**WHAT YOU HAVE TO DO**
Output each entry below as it stands, leaving out every picture.
--- start of GIVEN DATA ---
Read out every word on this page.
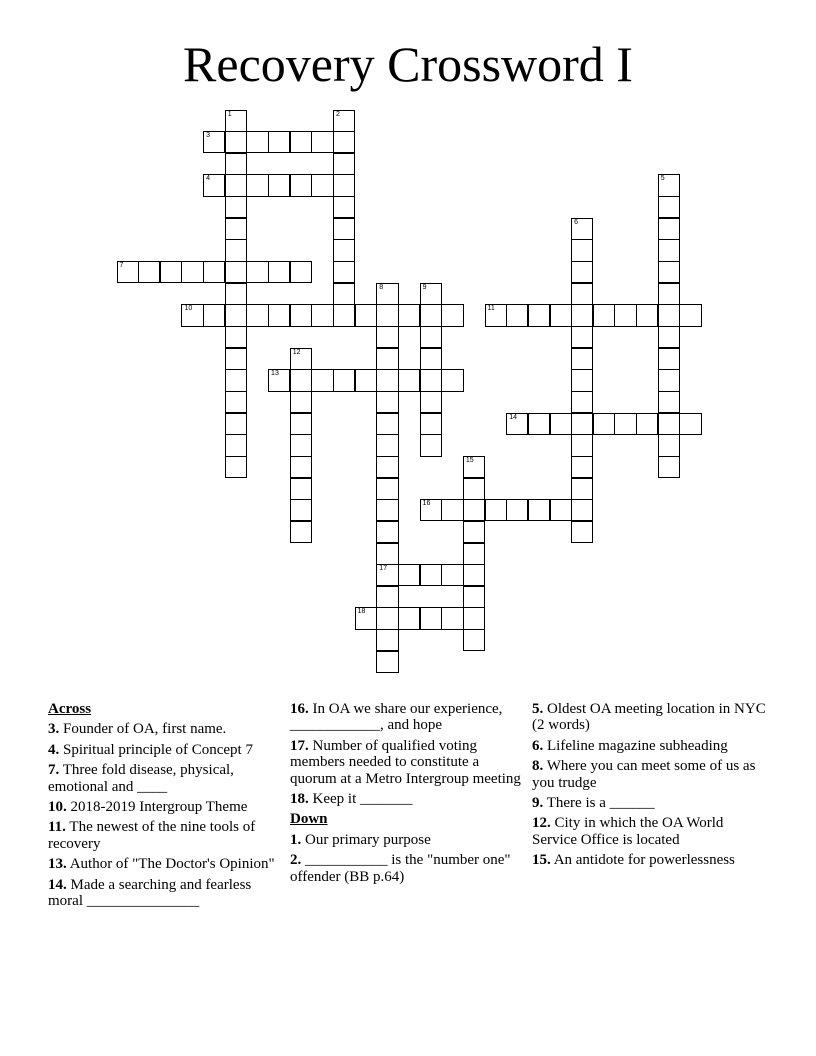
Recovery Crossword I
1	2
3
4	5
6
7
8
17
9
10	11
12
13
14
15
16
18
Across
3. Founder of OA, first name.
4. Spiritual principle of Concept 7
7. Three fold disease, physical, emotional and ____
10. 2018-2019 Intergroup Theme
11. The newest of the nine tools of recovery
13. Author of "The Doctor's Opinion"
14. Made a searching and fearless moral _______________
16. In OA we share our experience, ____________, and hope
17. Number of qualified voting members needed to constitute a quorum at a Metro Intergroup meeting
18. Keep it _______
Down
1. Our primary purpose
2. ___________ is the "number one" offender (BB p.64)
5. Oldest OA meeting location in NYC (2 words)
6. Lifeline magazine subheading
8. Where you can meet some of us as you trudge
9. There is a ______
12. City in which the OA World Service Office is located
15. An antidote for powerlessness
--- end of GIVEN DATA ---
**WRITTEN ANSWER**
Read out every word on this page.
Recovery Crossword I
1	2
3
4	5
6
7
8
17
9
10	11
12
13
14
15
16
18
Across
3. Founder of OA, first name.
4. Spiritual principle of Concept 7
7. Three fold disease, physical, emotional and ____
10. 2018-2019 Intergroup Theme
11. The newest of the nine tools of recovery
13. Author of "The Doctor's Opinion"
14. Made a searching and fearless moral _______________
16. In OA we share our experience, ____________, and hope
17. Number of qualified voting members needed to constitute a quorum at a Metro Intergroup meeting
18. Keep it _______
Down
1. Our primary purpose
2. ___________ is the "number one" offender (BB p.64)
5. Oldest OA meeting location in NYC (2 words)
6. Lifeline magazine subheading
8. Where you can meet some of us as you trudge
9. There is a ______
12. City in which the OA World Service Office is located
15. An antidote for powerlessness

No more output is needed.